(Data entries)
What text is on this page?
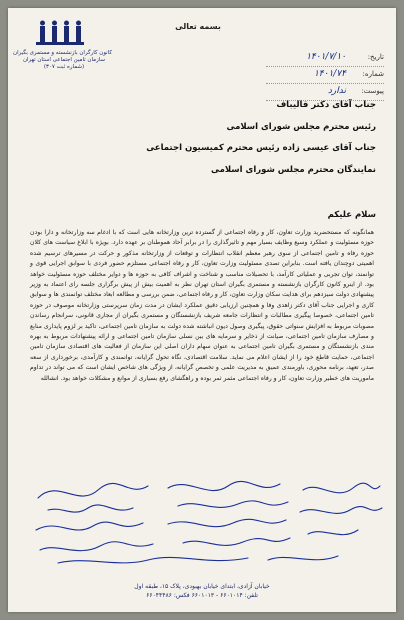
کانون کارگران بازنشسته و مستمری بگیران
سازمان تامین اجتماعی استان تهران
(شماره ثبت ۳۰۷)
بسمه تعالی
تاریخ:
۱۴۰۱/۷/۱۰
شماره:
۱۴۰۱/۷۴
پیوست:
ندارد
جناب آقای دکتر قالیباف
رئیس محترم مجلس شورای اسلامی
جناب آقای عیسی زاده رئیس محترم کمیسیون اجتماعی
نمایندگان محترم مجلس شورای اسلامی
سلام علیکم
همانگونه که مستحضرید وزارت تعاون، کار و رفاه اجتماعی از گسترده ترین وزارتخانه هایی است که با ادغام سه وزارتخانه و دارا بودن حوزه مسئولیت و عملکرد وسیع وظایف بسیار مهم و تاثیرگذاری را در برابر آحاد هموطنان بر عهده دارد. بویژه با ابلاغ سیاست های کلان حوزه رفاه و تامین اجتماعی از سوی رهبر معظم انقلاب انتظارات و توقعات از وزارتخانه مذکور و حرکت در مسیرهای ترسیم شده اهمیتی دوچندان یافته است. بنابراین تصدی مسئولیت وزارت تعاون، کار و رفاه اجتماعی مستلزم حضور فردی با سوابق اجرایی قوی و توانمند، توان تجربی و عملیاتی کارآمد، با تحصیلات مناسب و شناخت و اشراف کافی به حوزه ها و دوایر مختلف حوزه مسئولیت خواهد بود. از اینرو کانون کارگران بازنشسته و مستمری بگیران استان تهران نظر به اهمیت بیش از پیش برگزاری جلسه رای اعتماد به وزیر پیشنهادی دولت سیزدهم برای هدایت سکان وزارت تعاون، کار و رفاه اجتماعی، ضمن بررسی و مطالعه ابعاد مختلف توانمندی ها و سوابق کاری و اجرایی جناب آقای دکتر زاهدی وفا و همچنین ارزیابی دقیق عملکرد ایشان در مدت زمان سرپرستی وزارتخانه موصوف در حوزه تامین اجتماعی، خصوصا پیگیری مطالبات و انتظارات جامعه شریف بازنشستگان و مستمری بگیران از مجاری قانونی، سرانجام رساندن مصوبات مربوط به افزایش سنواتی حقوق، پیگیری وصول دیون انباشته شده دولت به سازمان تامین اجتماعی، تاکید بر لزوم پایداری منابع و مصارف سازمان تامین اجتماعی، صیانت از ذخایر و سرمایه های بین نسلی سازمان تامین اجتماعی و ارائه پیشنهادات مربوط به بهره مندی بازنشستگان و مستمری بگیران تامین اجتماعی به عنوان سهام داران اصلی این سازمان از فعالیت های اقتصادی سازمان تامین اجتماعی، حمایت قاطع خود را از ایشان اعلام می نماید. سلامت اقتصادی، نگاه تحول گرایانه، توانمندی و کارآمدی، برخورداری از سعه صدر، تعهد، برنامه محوری، باورمندی عمیق به مدیریت علمی و تخصص گرایانه، از ویژگی های شاخص ایشان است که می تواند در تداوم ماموریت های خطیر وزارت تعاون، کار و رفاه اجتماعی مثمر ثمر بوده و راهگشای رفع بسیاری از موانع و مشکلات خواهد بود. انشالله
خیابان آزادی، ابتدای خیابان بهبودی، پلاک ۱۵، طبقه اول
تلفن: ۶۶۰۱۰۱۴ - ۶۶۰۱۰۱۳ فکس: ۶۶۰۴۴۴۸۶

- [Directive]:
Output the material word for word, omitting its pictures.

- [Response]:
What text is on this page?
کانون کارگران بازنشسته و مستمری بگیران
سازمان تامین اجتماعی استان تهران
(شماره ثبت ۳۰۷)
بسمه تعالی
تاریخ:
۱۴۰۱/۷/۱۰
شماره:
۱۴۰۱/۷۴
پیوست:
ندارد
جناب آقای دکتر قالیباف
رئیس محترم مجلس شورای اسلامی
جناب آقای عیسی زاده رئیس محترم کمیسیون اجتماعی
نمایندگان محترم مجلس شورای اسلامی
سلام علیکم
همانگونه که مستحضرید وزارت تعاون، کار و رفاه اجتماعی از گسترده ترین وزارتخانه هایی است که با ادغام سه وزارتخانه و دارا بودن حوزه مسئولیت و عملکرد وسیع وظایف بسیار مهم و تاثیرگذاری را در برابر آحاد هموطنان بر عهده دارد. بویژه با ابلاغ سیاست های کلان حوزه رفاه و تامین اجتماعی از سوی رهبر معظم انقلاب انتظارات و توقعات از وزارتخانه مذکور و حرکت در مسیرهای ترسیم شده اهمیتی دوچندان یافته است. بنابراین تصدی مسئولیت وزارت تعاون، کار و رفاه اجتماعی مستلزم حضور فردی با سوابق اجرایی قوی و توانمند، توان تجربی و عملیاتی کارآمد، با تحصیلات مناسب و شناخت و اشراف کافی به حوزه ها و دوایر مختلف حوزه مسئولیت خواهد بود. از اینرو کانون کارگران بازنشسته و مستمری بگیران استان تهران نظر به اهمیت بیش از پیش برگزاری جلسه رای اعتماد به وزیر پیشنهادی دولت سیزدهم برای هدایت سکان وزارت تعاون، کار و رفاه اجتماعی، ضمن بررسی و مطالعه ابعاد مختلف توانمندی ها و سوابق کاری و اجرایی جناب آقای دکتر زاهدی وفا و همچنین ارزیابی دقیق عملکرد ایشان در مدت زمان سرپرستی وزارتخانه موصوف در حوزه تامین اجتماعی، خصوصا پیگیری مطالبات و انتظارات جامعه شریف بازنشستگان و مستمری بگیران از مجاری قانونی، سرانجام رساندن مصوبات مربوط به افزایش سنواتی حقوق، پیگیری وصول دیون انباشته شده دولت به سازمان تامین اجتماعی، تاکید بر لزوم پایداری منابع و مصارف سازمان تامین اجتماعی، صیانت از ذخایر و سرمایه های بین نسلی سازمان تامین اجتماعی و ارائه پیشنهادات مربوط به بهره مندی بازنشستگان و مستمری بگیران تامین اجتماعی به عنوان سهام داران اصلی این سازمان از فعالیت های اقتصادی سازمان تامین اجتماعی، حمایت قاطع خود را از ایشان اعلام می نماید. سلامت اقتصادی، نگاه تحول گرایانه، توانمندی و کارآمدی، برخورداری از سعه صدر، تعهد، برنامه محوری، باورمندی عمیق به مدیریت علمی و تخصص گرایانه، از ویژگی های شاخص ایشان است که می تواند در تداوم ماموریت های خطیر وزارت تعاون، کار و رفاه اجتماعی مثمر ثمر بوده و راهگشای رفع بسیاری از موانع و مشکلات خواهد بود. انشالله
خیابان آزادی، ابتدای خیابان بهبودی، پلاک ۱۵، طبقه اول
تلفن: ۶۶۰۱۰۱۴ - ۶۶۰۱۰۱۳ فکس: ۶۶۰۴۴۴۸۶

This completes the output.